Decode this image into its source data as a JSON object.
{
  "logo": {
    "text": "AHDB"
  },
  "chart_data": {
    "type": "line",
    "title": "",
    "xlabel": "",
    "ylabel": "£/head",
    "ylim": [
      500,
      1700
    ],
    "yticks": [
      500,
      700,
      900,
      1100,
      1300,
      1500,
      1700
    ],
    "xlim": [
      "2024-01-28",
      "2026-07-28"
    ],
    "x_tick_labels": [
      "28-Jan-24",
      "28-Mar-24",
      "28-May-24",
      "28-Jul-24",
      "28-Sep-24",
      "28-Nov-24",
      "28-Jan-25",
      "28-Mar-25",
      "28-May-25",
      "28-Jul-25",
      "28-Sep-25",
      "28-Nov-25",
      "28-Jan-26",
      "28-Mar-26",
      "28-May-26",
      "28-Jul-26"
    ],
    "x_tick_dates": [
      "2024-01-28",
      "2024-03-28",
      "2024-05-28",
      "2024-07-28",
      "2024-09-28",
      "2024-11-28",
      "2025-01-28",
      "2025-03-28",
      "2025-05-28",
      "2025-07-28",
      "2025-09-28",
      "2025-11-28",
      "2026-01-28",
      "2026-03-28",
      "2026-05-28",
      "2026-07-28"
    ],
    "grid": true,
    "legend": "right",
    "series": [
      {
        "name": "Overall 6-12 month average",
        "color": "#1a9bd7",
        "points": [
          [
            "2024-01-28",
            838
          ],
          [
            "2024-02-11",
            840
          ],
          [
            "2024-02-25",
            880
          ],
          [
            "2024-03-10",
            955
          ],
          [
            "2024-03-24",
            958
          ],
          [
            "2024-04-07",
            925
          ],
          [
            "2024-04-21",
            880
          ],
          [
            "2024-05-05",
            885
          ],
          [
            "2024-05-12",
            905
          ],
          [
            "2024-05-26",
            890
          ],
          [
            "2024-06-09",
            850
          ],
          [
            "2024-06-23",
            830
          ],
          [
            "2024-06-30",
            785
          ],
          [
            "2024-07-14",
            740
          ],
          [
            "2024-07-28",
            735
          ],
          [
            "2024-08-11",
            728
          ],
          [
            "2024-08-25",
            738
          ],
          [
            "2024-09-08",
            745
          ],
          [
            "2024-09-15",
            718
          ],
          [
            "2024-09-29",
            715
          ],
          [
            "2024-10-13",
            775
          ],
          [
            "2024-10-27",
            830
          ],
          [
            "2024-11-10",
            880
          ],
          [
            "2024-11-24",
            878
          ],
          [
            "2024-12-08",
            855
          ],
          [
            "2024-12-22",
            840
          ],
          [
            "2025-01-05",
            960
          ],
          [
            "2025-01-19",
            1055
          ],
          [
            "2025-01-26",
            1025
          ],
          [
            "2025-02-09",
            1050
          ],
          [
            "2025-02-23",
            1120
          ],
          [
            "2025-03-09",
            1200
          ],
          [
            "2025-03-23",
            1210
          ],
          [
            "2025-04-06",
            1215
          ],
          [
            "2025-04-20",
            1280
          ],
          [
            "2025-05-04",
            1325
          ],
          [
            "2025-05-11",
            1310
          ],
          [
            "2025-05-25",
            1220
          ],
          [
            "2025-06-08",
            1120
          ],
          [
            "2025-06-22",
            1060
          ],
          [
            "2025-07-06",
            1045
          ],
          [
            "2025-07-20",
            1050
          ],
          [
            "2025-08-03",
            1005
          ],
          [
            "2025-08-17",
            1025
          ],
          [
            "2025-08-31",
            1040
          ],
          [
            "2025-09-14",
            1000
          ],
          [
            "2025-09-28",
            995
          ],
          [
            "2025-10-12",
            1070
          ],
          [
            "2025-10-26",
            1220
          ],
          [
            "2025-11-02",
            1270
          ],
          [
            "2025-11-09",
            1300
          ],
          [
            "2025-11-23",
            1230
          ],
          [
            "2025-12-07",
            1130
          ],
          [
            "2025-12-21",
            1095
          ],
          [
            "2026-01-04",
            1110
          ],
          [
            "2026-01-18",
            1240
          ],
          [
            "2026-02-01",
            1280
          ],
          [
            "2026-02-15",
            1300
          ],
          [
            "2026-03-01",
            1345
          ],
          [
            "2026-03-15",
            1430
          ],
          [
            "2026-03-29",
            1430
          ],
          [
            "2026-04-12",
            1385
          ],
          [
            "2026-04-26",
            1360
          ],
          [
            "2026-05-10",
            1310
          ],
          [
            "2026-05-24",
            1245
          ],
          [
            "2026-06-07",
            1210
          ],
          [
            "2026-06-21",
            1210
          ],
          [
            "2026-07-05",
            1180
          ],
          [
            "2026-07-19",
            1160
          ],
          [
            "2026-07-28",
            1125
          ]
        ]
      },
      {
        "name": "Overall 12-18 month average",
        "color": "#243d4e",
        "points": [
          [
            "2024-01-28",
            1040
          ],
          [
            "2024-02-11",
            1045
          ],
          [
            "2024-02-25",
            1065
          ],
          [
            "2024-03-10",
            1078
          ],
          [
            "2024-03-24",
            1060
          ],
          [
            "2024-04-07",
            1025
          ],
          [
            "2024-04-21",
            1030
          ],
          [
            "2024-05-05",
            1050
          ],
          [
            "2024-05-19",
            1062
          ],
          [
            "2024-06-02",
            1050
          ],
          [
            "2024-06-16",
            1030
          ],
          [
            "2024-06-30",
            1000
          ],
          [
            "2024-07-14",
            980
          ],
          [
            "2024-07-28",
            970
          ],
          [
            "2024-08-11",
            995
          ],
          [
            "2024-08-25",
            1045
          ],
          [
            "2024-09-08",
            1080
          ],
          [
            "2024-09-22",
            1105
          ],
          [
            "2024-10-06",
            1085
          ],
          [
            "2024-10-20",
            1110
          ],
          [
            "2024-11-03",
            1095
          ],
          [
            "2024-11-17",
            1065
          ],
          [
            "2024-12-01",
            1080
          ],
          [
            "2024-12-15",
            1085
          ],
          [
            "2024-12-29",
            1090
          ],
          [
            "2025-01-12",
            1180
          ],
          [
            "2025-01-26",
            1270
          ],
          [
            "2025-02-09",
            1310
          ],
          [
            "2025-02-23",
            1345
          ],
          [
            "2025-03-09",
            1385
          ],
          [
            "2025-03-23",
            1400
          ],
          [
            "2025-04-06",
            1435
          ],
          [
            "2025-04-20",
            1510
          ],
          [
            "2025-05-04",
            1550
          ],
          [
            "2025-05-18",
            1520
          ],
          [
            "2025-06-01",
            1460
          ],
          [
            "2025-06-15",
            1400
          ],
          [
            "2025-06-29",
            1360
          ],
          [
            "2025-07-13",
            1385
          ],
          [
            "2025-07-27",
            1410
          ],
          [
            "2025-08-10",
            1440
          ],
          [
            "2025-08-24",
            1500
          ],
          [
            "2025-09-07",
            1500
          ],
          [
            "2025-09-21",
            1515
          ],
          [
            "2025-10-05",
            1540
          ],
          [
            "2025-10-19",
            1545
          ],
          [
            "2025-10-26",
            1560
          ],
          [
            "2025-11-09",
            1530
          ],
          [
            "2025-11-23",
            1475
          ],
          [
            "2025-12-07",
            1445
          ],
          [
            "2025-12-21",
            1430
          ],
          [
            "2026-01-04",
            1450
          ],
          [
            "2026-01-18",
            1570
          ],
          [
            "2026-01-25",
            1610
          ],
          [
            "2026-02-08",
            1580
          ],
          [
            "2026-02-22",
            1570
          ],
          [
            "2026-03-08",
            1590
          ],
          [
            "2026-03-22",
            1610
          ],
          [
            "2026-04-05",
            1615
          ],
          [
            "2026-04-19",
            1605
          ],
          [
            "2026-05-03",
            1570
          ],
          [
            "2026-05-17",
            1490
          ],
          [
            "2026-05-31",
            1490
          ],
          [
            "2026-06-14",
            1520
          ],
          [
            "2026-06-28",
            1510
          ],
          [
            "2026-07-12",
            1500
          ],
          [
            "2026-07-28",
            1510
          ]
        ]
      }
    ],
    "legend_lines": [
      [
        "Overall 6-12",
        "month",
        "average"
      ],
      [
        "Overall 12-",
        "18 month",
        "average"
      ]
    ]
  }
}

::::

▸ **PROBLEM TO WORK ON**: The word "name" may appear on some lines of these records; state how many such lines there are, and nothing else.

▸ **RESPONSE FOR THIS EXERCISE**: 2